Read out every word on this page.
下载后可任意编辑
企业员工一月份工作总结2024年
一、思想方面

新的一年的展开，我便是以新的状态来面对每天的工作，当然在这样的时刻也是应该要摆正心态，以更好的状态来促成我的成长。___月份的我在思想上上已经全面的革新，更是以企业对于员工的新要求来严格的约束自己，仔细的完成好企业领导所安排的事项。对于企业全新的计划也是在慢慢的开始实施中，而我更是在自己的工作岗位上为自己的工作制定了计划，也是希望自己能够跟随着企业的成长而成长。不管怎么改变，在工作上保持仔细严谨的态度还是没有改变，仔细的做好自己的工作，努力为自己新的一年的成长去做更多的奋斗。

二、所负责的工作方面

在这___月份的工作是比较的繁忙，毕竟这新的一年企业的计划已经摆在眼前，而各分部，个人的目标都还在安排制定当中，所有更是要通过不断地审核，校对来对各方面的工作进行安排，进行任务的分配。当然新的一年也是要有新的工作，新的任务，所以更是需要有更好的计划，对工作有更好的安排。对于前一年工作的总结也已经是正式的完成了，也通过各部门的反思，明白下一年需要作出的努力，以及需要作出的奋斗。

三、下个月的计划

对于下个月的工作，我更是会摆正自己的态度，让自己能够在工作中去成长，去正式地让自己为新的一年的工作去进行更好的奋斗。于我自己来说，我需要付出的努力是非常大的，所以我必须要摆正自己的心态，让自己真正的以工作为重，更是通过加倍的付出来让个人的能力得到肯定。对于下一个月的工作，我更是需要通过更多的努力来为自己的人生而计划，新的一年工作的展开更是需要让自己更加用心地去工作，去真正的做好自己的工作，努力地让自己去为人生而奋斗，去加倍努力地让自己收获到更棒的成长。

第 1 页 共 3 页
● ● ●
SET PROBLEM → Reproduce every line above without error.

ANSWER TO THIS TASK →
Read out every word on this page.
下载后可任意编辑
企业员工一月份工作总结2024年
一、思想方面

新的一年的展开，我便是以新的状态来面对每天的工作，当然在这样的时刻也是应该要摆正心态，以更好的状态来促成我的成长。___月份的我在思想上上已经全面的革新，更是以企业对于员工的新要求来严格的约束自己，仔细的完成好企业领导所安排的事项。对于企业全新的计划也是在慢慢的开始实施中，而我更是在自己的工作岗位上为自己的工作制定了计划，也是希望自己能够跟随着企业的成长而成长。不管怎么改变，在工作上保持仔细严谨的态度还是没有改变，仔细的做好自己的工作，努力为自己新的一年的成长去做更多的奋斗。

二、所负责的工作方面

在这___月份的工作是比较的繁忙，毕竟这新的一年企业的计划已经摆在眼前，而各分部，个人的目标都还在安排制定当中，所有更是要通过不断地审核，校对来对各方面的工作进行安排，进行任务的分配。当然新的一年也是要有新的工作，新的任务，所以更是需要有更好的计划，对工作有更好的安排。对于前一年工作的总结也已经是正式的完成了，也通过各部门的反思，明白下一年需要作出的努力，以及需要作出的奋斗。

三、下个月的计划

对于下个月的工作，我更是会摆正自己的态度，让自己能够在工作中去成长，去正式地让自己为新的一年的工作去进行更好的奋斗。于我自己来说，我需要付出的努力是非常大的，所以我必须要摆正自己的心态，让自己真正的以工作为重，更是通过加倍的付出来让个人的能力得到肯定。对于下一个月的工作，我更是需要通过更多的努力来为自己的人生而计划，新的一年工作的展开更是需要让自己更加用心地去工作，去真正的做好自己的工作，努力地让自己去为人生而奋斗，去加倍努力地让自己收获到更棒的成长。

第 1 页 共 3 页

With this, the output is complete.